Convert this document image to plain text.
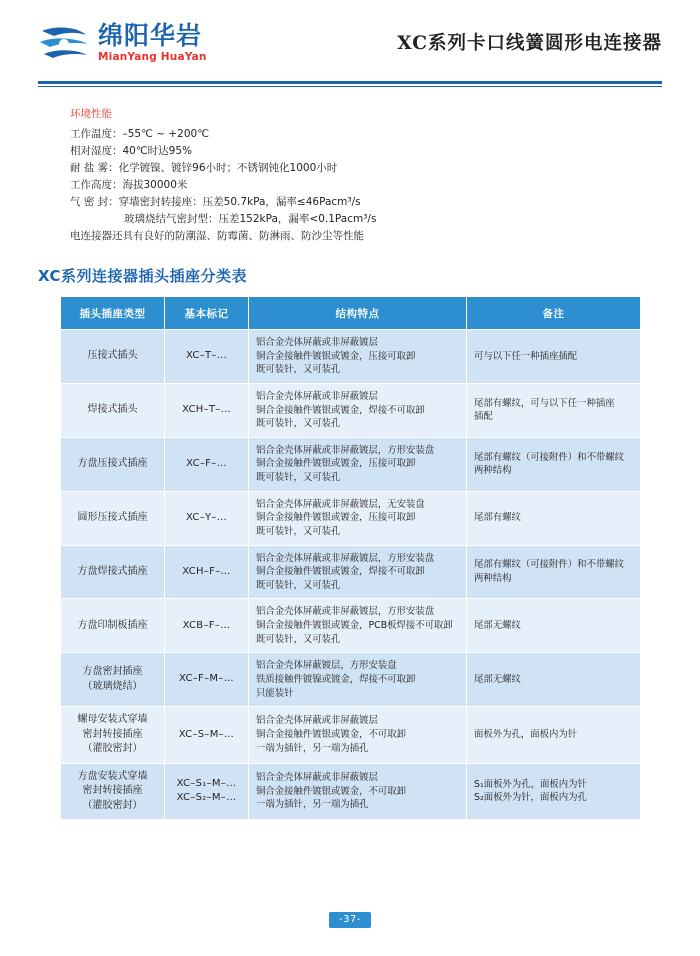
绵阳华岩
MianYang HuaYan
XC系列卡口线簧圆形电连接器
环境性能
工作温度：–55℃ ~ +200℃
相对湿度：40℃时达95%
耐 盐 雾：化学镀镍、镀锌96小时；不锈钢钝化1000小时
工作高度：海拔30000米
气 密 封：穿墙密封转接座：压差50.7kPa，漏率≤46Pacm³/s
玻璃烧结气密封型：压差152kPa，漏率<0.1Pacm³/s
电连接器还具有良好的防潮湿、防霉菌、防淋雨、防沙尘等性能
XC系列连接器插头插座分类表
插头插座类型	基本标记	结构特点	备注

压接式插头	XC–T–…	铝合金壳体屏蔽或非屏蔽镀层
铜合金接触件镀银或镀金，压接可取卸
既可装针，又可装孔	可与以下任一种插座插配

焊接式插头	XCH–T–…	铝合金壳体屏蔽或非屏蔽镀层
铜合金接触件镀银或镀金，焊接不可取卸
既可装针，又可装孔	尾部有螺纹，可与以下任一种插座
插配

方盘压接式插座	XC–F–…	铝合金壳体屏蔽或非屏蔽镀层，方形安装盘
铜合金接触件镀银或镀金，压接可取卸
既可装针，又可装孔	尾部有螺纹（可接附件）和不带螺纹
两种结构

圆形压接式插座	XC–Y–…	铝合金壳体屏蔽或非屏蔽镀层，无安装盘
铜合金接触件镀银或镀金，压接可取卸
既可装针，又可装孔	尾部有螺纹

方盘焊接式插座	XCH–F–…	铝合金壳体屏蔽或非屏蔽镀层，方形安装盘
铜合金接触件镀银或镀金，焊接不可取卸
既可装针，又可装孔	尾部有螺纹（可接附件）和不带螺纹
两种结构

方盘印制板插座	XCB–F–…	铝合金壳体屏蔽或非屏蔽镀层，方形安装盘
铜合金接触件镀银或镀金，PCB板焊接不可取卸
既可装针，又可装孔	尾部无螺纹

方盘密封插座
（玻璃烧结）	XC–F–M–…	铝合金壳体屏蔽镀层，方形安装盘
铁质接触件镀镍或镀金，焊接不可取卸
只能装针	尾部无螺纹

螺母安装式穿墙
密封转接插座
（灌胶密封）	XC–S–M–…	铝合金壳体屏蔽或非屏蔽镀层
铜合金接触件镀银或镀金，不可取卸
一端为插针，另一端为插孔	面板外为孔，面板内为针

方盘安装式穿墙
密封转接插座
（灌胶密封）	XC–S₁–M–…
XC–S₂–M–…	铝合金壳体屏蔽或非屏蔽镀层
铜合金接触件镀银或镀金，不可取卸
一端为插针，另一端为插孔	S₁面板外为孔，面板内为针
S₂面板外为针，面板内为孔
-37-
...
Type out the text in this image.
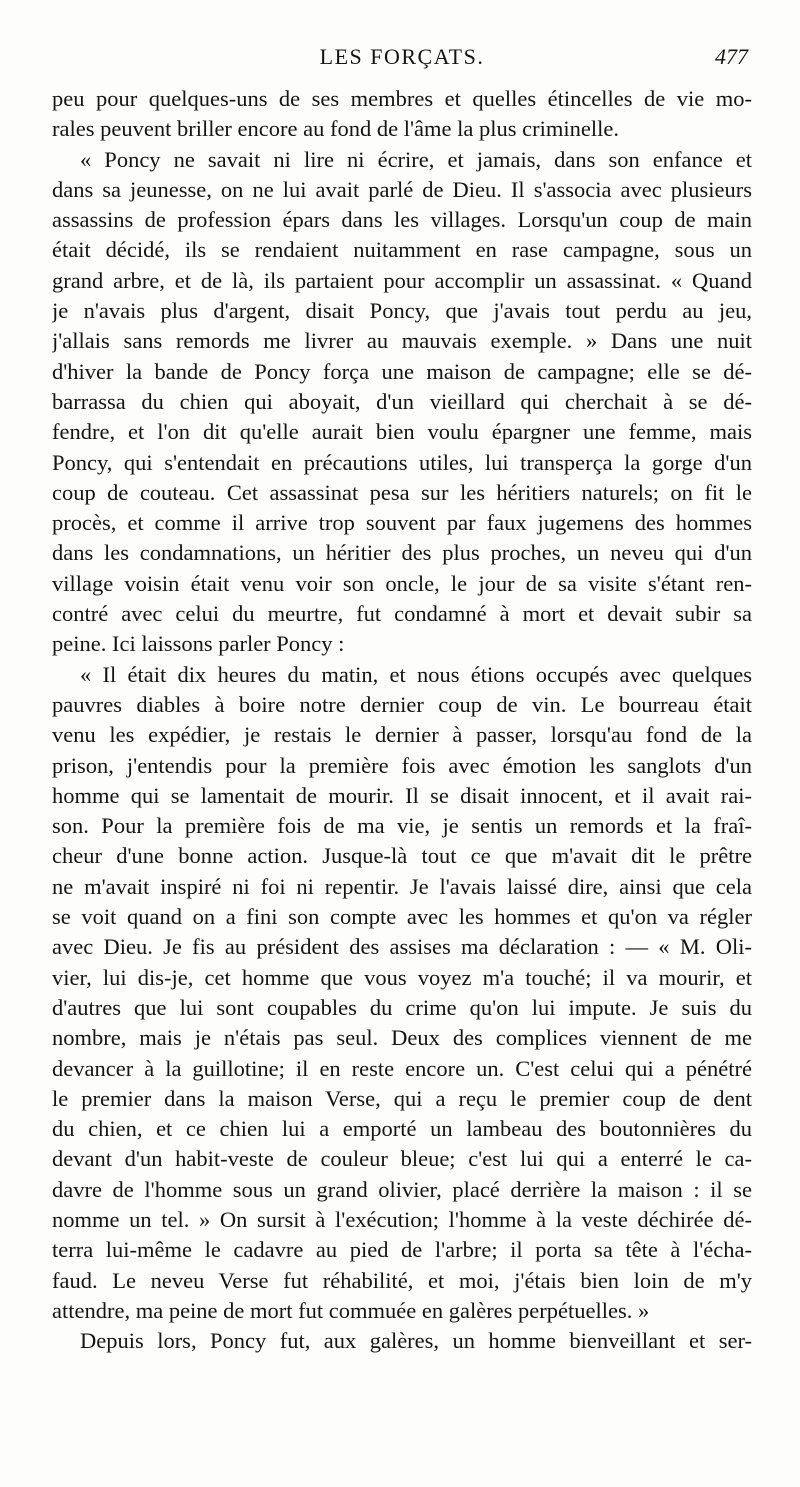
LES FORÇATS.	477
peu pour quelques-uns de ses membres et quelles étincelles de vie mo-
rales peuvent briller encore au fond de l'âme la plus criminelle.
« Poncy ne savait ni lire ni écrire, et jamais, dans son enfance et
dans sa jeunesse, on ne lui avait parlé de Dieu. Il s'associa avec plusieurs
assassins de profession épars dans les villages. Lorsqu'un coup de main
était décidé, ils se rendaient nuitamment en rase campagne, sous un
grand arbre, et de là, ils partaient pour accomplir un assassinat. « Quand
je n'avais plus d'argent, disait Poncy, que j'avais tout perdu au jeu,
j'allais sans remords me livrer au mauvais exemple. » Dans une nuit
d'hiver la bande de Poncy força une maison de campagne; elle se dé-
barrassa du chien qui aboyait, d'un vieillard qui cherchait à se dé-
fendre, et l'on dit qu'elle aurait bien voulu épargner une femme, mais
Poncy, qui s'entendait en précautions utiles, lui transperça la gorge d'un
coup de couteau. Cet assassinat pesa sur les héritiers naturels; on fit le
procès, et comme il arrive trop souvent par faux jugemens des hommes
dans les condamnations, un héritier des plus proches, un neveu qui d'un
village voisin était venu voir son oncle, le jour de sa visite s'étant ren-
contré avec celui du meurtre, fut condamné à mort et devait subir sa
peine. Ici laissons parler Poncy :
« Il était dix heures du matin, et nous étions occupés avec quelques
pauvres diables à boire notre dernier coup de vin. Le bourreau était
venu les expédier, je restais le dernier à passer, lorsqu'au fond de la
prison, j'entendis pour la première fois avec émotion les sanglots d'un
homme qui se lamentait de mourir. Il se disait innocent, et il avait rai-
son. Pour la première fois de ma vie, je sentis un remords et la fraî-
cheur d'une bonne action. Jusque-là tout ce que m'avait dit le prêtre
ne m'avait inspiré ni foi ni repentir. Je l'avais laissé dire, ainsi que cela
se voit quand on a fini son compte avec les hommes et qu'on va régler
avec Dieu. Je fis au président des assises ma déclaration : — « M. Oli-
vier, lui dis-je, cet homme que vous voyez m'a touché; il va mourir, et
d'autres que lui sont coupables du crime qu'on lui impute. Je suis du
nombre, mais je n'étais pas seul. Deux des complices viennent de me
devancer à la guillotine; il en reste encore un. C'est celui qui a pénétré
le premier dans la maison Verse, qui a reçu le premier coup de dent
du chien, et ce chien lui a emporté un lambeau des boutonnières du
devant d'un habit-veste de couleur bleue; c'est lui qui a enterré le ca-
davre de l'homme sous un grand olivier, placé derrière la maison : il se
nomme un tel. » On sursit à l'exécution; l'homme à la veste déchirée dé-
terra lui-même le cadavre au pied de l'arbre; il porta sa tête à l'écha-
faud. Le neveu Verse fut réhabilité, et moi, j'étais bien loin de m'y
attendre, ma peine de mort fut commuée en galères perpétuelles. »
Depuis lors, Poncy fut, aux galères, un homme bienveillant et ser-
---
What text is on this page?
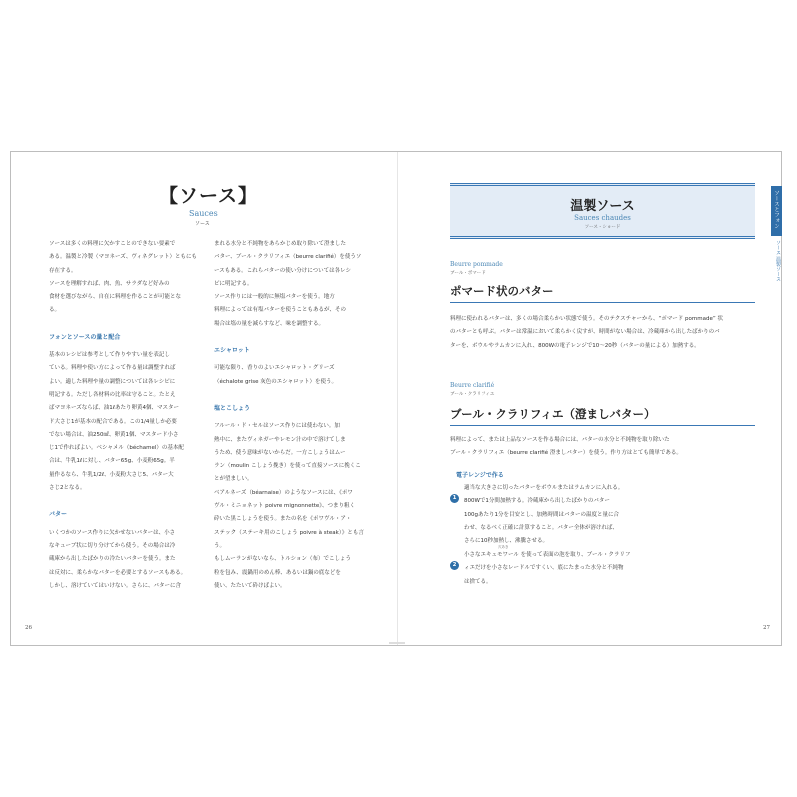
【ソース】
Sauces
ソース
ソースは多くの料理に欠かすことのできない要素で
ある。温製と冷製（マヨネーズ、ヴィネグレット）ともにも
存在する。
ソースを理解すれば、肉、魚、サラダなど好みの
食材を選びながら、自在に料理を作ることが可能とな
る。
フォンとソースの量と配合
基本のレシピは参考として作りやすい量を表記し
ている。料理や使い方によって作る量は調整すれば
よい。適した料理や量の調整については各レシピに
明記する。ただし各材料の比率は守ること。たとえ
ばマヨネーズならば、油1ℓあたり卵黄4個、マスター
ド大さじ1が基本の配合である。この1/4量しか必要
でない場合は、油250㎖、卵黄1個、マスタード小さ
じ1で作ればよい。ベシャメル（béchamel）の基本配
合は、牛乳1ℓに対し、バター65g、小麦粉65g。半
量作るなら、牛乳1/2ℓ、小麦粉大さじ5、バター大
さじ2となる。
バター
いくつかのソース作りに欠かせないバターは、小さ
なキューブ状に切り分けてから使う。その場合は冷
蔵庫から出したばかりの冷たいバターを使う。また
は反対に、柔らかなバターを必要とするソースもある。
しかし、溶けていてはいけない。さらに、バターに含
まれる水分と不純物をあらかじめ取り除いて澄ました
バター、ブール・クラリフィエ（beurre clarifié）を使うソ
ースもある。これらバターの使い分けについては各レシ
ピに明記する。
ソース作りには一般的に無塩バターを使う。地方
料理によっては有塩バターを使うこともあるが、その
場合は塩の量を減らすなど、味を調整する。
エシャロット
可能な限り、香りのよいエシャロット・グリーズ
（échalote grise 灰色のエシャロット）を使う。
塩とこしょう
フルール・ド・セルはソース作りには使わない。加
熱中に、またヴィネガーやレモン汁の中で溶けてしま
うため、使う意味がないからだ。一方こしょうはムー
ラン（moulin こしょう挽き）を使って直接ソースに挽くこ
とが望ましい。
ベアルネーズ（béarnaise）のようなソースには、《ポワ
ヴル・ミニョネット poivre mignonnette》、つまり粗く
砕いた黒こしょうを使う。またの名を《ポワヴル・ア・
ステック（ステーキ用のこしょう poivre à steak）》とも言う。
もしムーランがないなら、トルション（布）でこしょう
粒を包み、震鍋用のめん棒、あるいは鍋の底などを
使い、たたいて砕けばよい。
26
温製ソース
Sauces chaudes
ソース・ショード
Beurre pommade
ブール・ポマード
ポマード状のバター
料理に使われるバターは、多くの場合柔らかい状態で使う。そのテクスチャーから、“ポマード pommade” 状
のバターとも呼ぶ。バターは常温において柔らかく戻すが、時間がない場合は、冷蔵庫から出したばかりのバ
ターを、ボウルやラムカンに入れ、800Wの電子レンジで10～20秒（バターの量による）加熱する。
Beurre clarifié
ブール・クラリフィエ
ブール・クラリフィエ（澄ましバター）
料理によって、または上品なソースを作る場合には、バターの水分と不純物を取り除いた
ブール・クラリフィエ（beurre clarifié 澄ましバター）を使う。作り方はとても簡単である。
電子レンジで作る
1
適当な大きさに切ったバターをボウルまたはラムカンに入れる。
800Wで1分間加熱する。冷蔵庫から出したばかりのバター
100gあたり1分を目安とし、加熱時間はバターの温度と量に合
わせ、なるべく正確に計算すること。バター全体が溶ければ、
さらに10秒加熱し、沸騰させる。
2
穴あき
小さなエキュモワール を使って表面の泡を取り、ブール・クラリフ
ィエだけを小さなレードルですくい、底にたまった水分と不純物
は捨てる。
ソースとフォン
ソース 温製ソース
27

**WRITTEN INSTRUCTION**
Show the lines of the data that hold the word "image".

**SOLUTION TO THIS EXERCISE**
Convert this document image to plain text.
Type out the text in this image.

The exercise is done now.